Instructions to follow:
Return each line of the material verbatim.

[begin Stored rows]

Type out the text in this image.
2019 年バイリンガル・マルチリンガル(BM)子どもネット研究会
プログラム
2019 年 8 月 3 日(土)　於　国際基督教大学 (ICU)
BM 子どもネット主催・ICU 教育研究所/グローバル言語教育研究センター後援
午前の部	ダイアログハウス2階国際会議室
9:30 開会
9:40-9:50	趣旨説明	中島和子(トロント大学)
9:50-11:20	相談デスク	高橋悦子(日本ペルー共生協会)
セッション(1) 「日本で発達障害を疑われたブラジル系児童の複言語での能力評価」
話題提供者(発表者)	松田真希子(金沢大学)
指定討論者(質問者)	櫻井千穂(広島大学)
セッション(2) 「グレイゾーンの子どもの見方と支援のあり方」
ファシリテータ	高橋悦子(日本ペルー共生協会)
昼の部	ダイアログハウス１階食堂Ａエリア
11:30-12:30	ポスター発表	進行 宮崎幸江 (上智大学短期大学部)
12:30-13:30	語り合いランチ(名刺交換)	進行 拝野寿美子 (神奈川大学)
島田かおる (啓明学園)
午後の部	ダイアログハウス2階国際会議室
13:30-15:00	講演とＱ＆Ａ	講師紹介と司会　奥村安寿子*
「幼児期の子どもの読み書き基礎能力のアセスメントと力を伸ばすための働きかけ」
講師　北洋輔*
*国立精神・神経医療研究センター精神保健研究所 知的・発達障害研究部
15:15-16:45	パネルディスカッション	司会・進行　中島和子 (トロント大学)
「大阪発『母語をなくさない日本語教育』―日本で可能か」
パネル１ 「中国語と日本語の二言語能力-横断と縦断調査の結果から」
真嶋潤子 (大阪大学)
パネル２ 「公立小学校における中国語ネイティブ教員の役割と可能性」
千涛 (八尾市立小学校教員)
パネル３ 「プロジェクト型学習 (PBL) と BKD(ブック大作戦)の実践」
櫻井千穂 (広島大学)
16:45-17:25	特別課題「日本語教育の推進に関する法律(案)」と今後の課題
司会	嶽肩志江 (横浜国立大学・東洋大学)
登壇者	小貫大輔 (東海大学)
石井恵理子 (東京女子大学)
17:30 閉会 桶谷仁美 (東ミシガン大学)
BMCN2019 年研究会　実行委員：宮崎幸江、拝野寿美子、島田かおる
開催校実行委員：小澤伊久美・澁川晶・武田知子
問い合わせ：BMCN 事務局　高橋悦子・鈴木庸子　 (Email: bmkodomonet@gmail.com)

[end Stored rows]

Task output:
Type out the text in this image.
2019 年バイリンガル・マルチリンガル(BM)子どもネット研究会
プログラム
2019 年 8 月 3 日(土)　於　国際基督教大学 (ICU)
BM 子どもネット主催・ICU 教育研究所/グローバル言語教育研究センター後援
午前の部	ダイアログハウス2階国際会議室
9:30 開会
9:40-9:50	趣旨説明	中島和子(トロント大学)
9:50-11:20	相談デスク	高橋悦子(日本ペルー共生協会)
セッション(1) 「日本で発達障害を疑われたブラジル系児童の複言語での能力評価」
話題提供者(発表者)	松田真希子(金沢大学)
指定討論者(質問者)	櫻井千穂(広島大学)
セッション(2) 「グレイゾーンの子どもの見方と支援のあり方」
ファシリテータ	高橋悦子(日本ペルー共生協会)
昼の部	ダイアログハウス１階食堂Ａエリア
11:30-12:30	ポスター発表	進行 宮崎幸江 (上智大学短期大学部)
12:30-13:30	語り合いランチ(名刺交換)	進行 拝野寿美子 (神奈川大学)
島田かおる (啓明学園)
午後の部	ダイアログハウス2階国際会議室
13:30-15:00	講演とＱ＆Ａ	講師紹介と司会　奥村安寿子*
「幼児期の子どもの読み書き基礎能力のアセスメントと力を伸ばすための働きかけ」
講師　北洋輔*
*国立精神・神経医療研究センター精神保健研究所 知的・発達障害研究部
15:15-16:45	パネルディスカッション	司会・進行　中島和子 (トロント大学)
「大阪発『母語をなくさない日本語教育』―日本で可能か」
パネル１ 「中国語と日本語の二言語能力-横断と縦断調査の結果から」
真嶋潤子 (大阪大学)
パネル２ 「公立小学校における中国語ネイティブ教員の役割と可能性」
千涛 (八尾市立小学校教員)
パネル３ 「プロジェクト型学習 (PBL) と BKD(ブック大作戦)の実践」
櫻井千穂 (広島大学)
16:45-17:25	特別課題「日本語教育の推進に関する法律(案)」と今後の課題
司会	嶽肩志江 (横浜国立大学・東洋大学)
登壇者	小貫大輔 (東海大学)
石井恵理子 (東京女子大学)
17:30 閉会 桶谷仁美 (東ミシガン大学)
BMCN2019 年研究会　実行委員：宮崎幸江、拝野寿美子、島田かおる
開催校実行委員：小澤伊久美・澁川晶・武田知子
問い合わせ：BMCN 事務局　高橋悦子・鈴木庸子　 (Email: bmkodomonet@gmail.com)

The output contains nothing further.